• _Aim_
Show every line in the entries below where the word "text" appears.

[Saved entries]
-- BEGIN --
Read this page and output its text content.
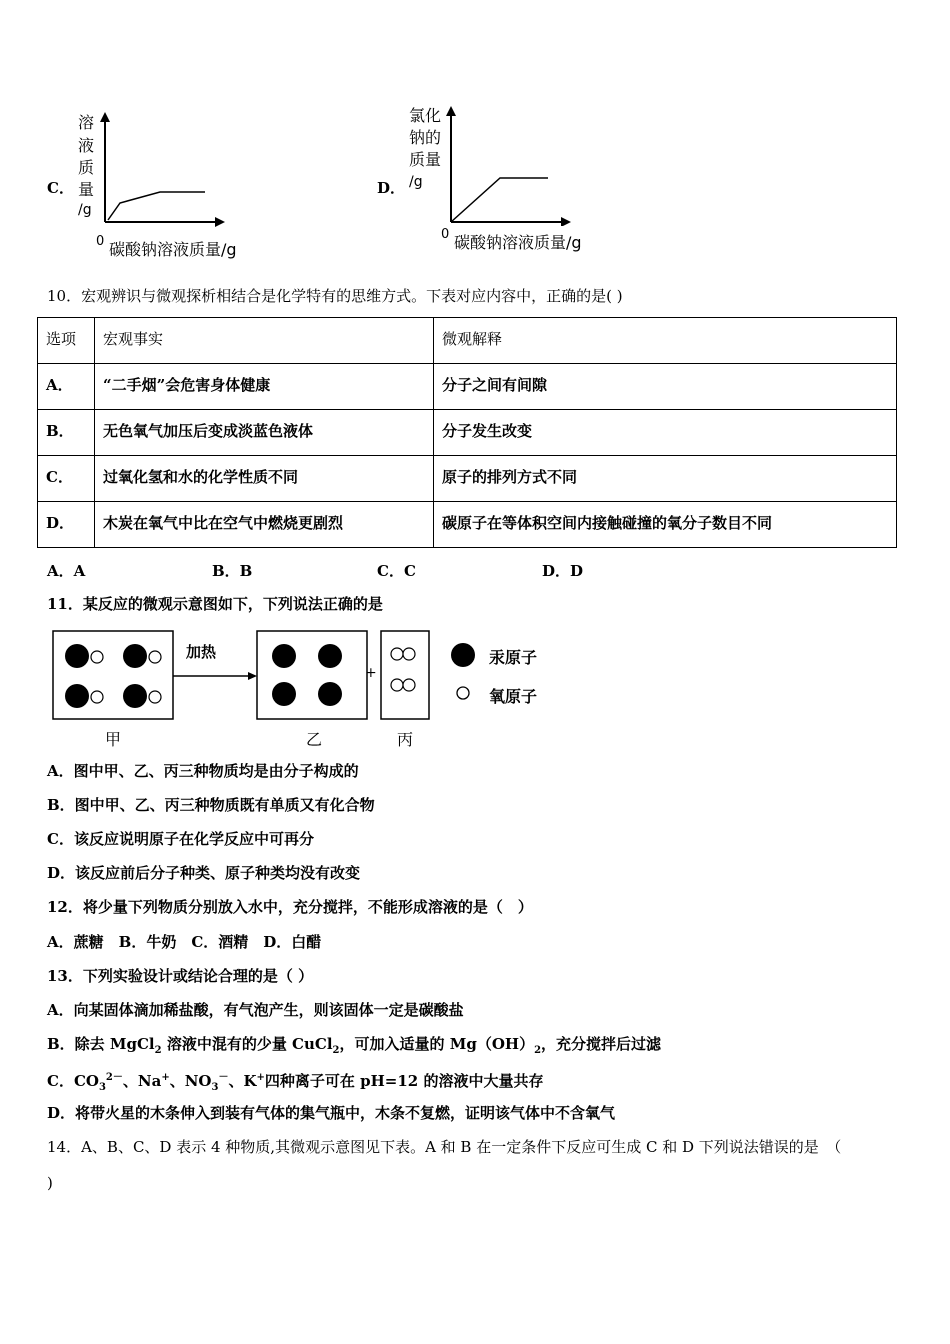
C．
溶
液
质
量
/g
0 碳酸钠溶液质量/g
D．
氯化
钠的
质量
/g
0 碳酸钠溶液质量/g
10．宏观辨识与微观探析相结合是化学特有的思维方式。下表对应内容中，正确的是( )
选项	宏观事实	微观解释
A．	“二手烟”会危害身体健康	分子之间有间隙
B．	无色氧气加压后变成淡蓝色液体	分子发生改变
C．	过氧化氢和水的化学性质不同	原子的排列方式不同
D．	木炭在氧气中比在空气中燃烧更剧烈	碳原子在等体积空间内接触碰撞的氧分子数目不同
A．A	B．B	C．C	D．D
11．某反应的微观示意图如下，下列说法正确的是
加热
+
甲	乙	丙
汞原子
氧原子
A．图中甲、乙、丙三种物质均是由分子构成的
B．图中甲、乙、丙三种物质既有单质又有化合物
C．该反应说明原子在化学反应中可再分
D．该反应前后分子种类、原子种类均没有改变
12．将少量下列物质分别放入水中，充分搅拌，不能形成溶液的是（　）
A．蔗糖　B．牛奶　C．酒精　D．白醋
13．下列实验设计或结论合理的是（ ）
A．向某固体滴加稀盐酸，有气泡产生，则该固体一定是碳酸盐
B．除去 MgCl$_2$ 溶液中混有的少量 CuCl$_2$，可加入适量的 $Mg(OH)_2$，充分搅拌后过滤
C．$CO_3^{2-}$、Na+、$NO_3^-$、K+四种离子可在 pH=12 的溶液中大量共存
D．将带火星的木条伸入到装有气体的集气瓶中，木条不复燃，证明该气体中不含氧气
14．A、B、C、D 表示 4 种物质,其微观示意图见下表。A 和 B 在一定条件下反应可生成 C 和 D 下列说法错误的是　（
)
-- END --
-- BEGIN --
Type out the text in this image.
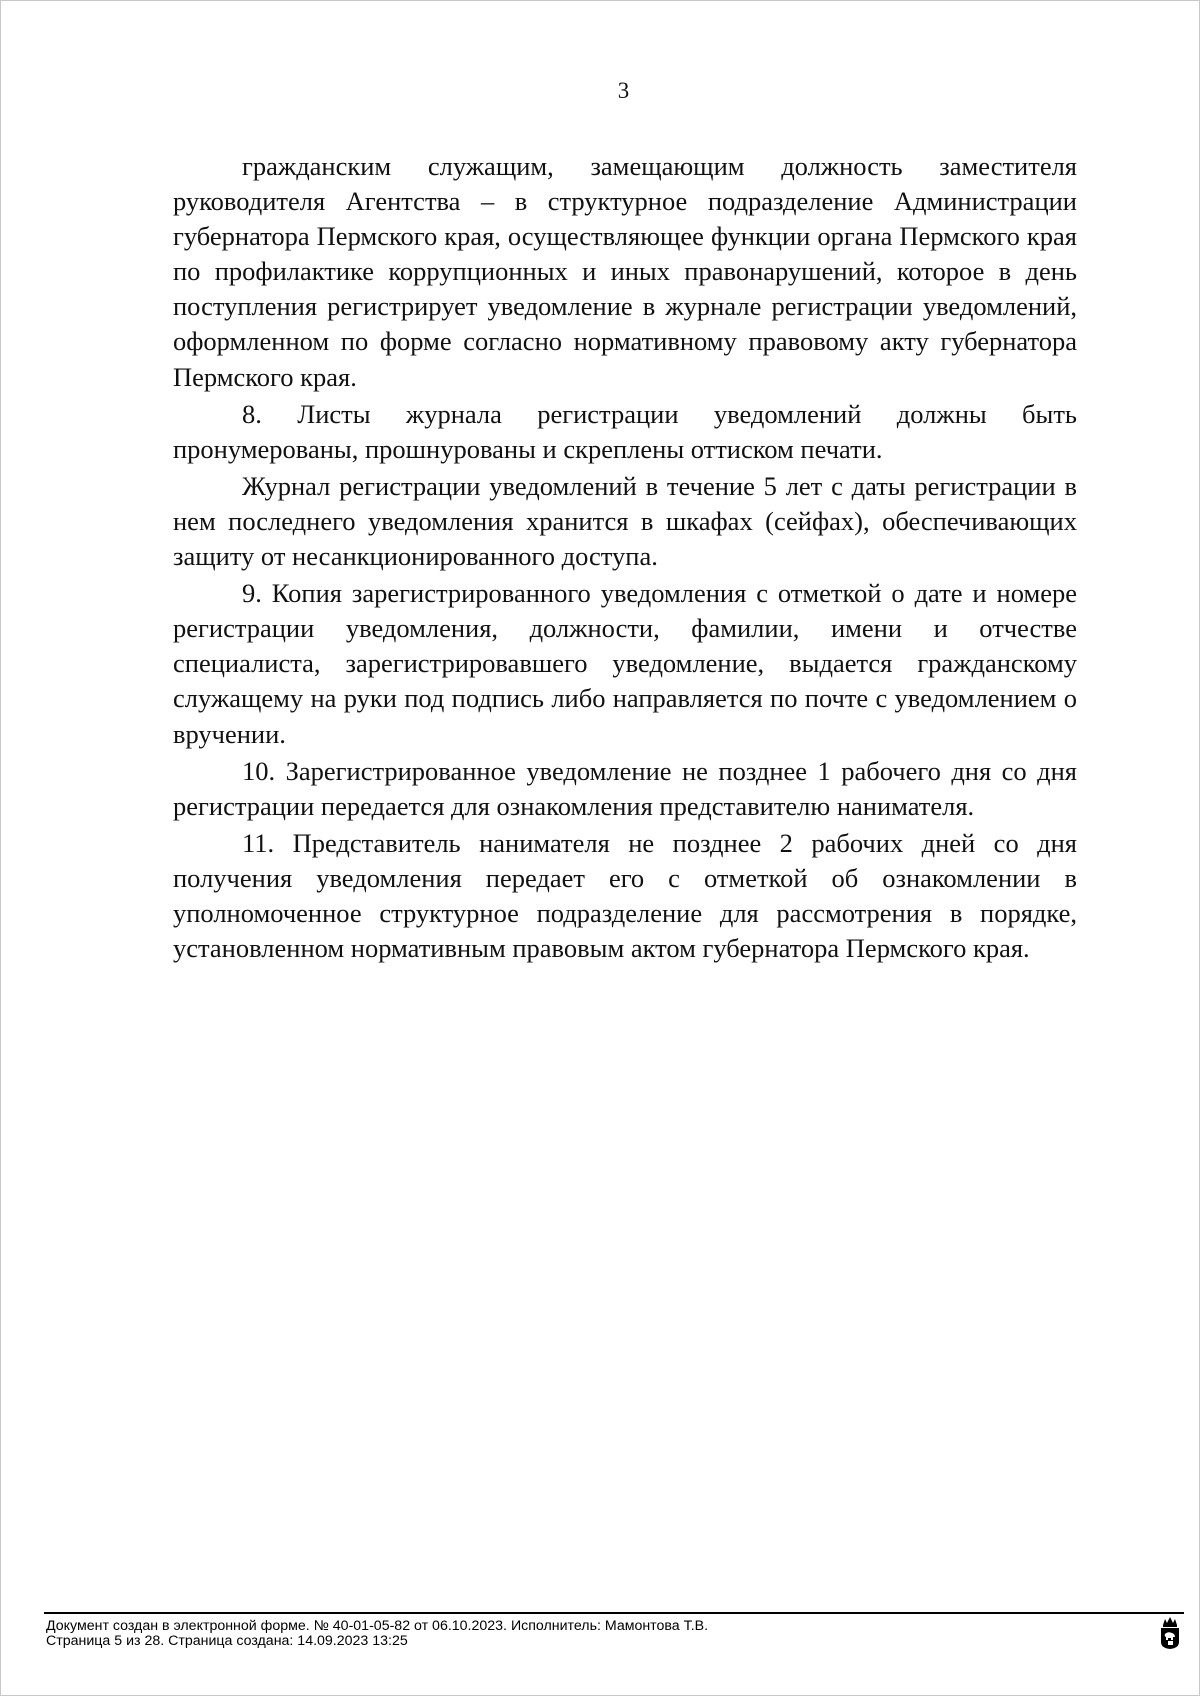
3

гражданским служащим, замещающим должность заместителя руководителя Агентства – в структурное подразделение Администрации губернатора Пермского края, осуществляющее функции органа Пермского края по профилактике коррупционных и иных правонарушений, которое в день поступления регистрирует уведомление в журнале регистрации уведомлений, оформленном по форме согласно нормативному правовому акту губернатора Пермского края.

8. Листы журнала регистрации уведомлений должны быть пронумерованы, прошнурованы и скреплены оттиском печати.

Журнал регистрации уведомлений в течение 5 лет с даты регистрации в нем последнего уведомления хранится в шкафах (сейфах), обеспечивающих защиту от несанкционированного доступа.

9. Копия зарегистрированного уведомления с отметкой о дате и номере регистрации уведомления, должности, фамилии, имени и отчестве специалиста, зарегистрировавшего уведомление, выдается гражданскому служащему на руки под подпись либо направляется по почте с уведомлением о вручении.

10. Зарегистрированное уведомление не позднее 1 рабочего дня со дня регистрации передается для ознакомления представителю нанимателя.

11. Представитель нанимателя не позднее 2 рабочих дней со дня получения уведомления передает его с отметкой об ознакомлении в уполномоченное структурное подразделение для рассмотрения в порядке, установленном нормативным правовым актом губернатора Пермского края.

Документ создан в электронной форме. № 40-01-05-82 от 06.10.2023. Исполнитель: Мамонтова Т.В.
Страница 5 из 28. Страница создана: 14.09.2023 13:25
-- END --
• _Problem solution_
Read this page and output its text content.
Type out the text in this image.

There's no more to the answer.